_Compito_: Nella fonte sulle intercettazioni, chi ha protestato dicendo che «cala il silenzio su quasi tutto»?

_Fonte_:
────────

Finora in teoria si potevano pubblicare tutte le intercettazioni non secretate e depositate agli atti, anche se con la “riforma” Orlando già veniva operata una filtraggio molto stringente e con quella Cartabia l'accessibilità agli atti è stata ulteriormente limitata, tanto che negli ultimi anni le pubblicazioni contestate erano quasi cessate. Ma adesso la stretta è molto più drastica. “Cala il silenzio su quasi tutto, ostacolando il diritto dei cittadini di essere informati su eventi di rilevante interesse pubblico”, ha protestato l'Ordine dei giornalisti, che in tema di pubblicazione del contenuto delle intercettazioni ha sottolineato che “l'unico criterio di riferimento deve essere il diritto dei cittadini a essere pienamente informati, come ha ribadito in più sentenze anche la Corte europea dei diritti umani”.
Solo per fare qualche esempio tra i più recenti, con questa norma non avremmo saputo nulla delle intercettazioni tra i poliziotti della Questura di Verona accusati di torture, nonché le immagini tratte dalle registrazioni video dei pestaggi; le conversazioni dei deputati e assistenti del Parlamento europeo coinvolti nel Qatargate; i progetti criminali dei nuovi boss mafiosi palermitani; le telefonate di Marcello Dell'Utri intercettate nell'ambito dell'inchiesta sulla stragi mafiose del 1993; le riunioni notturne tra politici e magistrati emerse dall'inchiesta su Luca Palamara.

────────

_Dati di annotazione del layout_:
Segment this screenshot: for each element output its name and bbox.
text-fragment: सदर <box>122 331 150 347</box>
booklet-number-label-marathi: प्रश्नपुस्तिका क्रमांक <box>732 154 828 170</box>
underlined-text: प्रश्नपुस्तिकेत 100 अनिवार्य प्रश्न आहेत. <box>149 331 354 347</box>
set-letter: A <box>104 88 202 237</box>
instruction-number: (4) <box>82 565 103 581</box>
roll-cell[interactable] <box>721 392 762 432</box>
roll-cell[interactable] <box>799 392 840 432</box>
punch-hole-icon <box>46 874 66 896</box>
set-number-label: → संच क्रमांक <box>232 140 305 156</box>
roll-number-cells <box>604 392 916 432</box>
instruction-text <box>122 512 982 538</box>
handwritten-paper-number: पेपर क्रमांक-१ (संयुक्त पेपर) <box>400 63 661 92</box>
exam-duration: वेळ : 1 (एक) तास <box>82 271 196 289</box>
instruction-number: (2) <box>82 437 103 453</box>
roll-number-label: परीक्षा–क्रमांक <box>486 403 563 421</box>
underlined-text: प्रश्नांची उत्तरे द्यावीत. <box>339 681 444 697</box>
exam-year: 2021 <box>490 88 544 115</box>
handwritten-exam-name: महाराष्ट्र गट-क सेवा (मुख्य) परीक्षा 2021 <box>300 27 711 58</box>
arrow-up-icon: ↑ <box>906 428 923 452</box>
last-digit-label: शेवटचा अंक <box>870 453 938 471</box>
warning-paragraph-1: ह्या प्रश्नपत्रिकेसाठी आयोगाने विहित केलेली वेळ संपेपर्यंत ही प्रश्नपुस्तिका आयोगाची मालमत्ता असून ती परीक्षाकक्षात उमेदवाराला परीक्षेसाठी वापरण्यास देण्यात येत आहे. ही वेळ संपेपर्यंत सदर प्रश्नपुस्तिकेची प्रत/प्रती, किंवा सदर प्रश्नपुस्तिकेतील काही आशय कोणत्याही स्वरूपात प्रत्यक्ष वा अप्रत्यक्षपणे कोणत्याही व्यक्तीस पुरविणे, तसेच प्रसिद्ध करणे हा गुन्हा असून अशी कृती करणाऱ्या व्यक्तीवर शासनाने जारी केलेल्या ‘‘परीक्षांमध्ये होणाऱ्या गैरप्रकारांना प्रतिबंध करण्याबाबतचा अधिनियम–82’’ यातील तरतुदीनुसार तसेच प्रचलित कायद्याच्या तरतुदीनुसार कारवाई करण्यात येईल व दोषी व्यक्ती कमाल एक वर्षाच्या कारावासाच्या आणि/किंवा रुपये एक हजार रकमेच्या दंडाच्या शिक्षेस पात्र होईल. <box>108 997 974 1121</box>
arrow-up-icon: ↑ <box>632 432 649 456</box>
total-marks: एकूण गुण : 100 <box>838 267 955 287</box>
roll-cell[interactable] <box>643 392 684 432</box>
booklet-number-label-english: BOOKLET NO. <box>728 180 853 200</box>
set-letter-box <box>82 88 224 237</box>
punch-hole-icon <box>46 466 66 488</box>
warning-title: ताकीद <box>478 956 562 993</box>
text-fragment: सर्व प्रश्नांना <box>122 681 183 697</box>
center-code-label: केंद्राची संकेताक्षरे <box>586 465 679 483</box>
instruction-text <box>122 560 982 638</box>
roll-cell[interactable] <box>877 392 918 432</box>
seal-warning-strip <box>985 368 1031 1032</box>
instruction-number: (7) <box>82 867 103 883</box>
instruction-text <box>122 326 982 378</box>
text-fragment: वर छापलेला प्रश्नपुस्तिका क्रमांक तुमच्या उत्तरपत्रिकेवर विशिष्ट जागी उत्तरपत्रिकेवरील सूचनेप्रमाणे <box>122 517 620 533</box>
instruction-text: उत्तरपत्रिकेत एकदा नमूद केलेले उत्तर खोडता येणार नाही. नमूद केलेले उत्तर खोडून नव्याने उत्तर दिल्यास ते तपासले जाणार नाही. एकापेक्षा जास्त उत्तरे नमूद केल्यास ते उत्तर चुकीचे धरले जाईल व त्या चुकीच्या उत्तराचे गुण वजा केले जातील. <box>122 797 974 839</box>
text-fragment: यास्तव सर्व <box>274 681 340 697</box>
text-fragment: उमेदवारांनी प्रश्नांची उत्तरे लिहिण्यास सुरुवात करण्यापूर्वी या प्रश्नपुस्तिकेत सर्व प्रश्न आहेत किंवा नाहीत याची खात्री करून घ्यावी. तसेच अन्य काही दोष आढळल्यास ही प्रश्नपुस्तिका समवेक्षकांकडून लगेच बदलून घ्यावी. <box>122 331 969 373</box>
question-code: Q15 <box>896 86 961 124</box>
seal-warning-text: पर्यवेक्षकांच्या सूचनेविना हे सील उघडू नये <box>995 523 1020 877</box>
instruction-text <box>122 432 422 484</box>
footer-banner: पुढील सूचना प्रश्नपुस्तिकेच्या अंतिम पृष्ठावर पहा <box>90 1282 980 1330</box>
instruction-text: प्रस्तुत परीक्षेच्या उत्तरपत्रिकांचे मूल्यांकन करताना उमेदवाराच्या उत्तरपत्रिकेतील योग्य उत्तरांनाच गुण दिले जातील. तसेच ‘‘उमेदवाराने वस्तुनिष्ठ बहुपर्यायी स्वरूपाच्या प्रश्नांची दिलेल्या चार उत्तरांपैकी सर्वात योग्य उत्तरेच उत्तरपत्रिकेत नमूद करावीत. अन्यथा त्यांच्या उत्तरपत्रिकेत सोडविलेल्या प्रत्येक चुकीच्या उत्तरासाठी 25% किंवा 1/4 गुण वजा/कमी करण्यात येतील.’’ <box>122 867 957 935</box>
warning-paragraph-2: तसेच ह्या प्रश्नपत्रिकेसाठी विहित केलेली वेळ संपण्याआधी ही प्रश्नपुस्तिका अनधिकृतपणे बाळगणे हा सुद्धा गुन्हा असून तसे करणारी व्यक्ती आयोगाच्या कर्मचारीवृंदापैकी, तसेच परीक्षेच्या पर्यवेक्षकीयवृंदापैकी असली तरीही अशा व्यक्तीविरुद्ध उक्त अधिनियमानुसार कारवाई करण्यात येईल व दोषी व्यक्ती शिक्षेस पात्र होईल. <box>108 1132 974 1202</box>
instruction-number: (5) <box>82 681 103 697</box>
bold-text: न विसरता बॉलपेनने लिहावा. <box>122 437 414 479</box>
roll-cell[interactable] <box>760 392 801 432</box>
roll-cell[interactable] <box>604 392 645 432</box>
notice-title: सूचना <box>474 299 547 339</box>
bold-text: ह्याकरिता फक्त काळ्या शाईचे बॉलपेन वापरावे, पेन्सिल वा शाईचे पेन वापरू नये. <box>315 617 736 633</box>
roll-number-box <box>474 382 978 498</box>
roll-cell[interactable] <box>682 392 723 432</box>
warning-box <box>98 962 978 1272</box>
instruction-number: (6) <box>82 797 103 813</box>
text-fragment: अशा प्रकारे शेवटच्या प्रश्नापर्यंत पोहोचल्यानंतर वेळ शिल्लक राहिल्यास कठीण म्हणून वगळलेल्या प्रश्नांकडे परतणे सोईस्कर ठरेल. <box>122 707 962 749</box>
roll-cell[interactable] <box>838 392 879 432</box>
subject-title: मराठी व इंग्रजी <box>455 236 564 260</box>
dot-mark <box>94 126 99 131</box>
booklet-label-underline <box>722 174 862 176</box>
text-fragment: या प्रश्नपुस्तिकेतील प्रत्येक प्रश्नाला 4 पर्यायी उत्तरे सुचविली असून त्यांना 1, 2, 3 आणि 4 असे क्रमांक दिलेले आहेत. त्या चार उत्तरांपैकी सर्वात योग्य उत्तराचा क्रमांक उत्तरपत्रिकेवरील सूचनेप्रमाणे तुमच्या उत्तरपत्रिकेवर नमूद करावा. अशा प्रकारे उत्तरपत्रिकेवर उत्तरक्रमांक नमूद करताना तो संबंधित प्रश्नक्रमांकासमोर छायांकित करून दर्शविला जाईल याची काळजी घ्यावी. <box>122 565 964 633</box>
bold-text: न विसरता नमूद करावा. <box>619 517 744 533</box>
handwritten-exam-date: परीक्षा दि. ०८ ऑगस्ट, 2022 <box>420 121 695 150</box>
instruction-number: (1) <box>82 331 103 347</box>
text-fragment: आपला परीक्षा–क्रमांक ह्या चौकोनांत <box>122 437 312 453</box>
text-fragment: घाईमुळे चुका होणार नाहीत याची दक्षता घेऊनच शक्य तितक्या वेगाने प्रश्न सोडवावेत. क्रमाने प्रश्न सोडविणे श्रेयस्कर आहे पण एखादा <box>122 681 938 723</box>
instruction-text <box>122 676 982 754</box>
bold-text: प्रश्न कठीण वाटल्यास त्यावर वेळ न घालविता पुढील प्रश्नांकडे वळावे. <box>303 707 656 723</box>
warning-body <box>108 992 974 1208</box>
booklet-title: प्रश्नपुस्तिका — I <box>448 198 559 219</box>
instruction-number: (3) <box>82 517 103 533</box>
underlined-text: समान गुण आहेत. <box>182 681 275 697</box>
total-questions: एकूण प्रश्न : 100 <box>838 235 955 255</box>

────────

_Risposta_: L'Ordine dei giornalisti.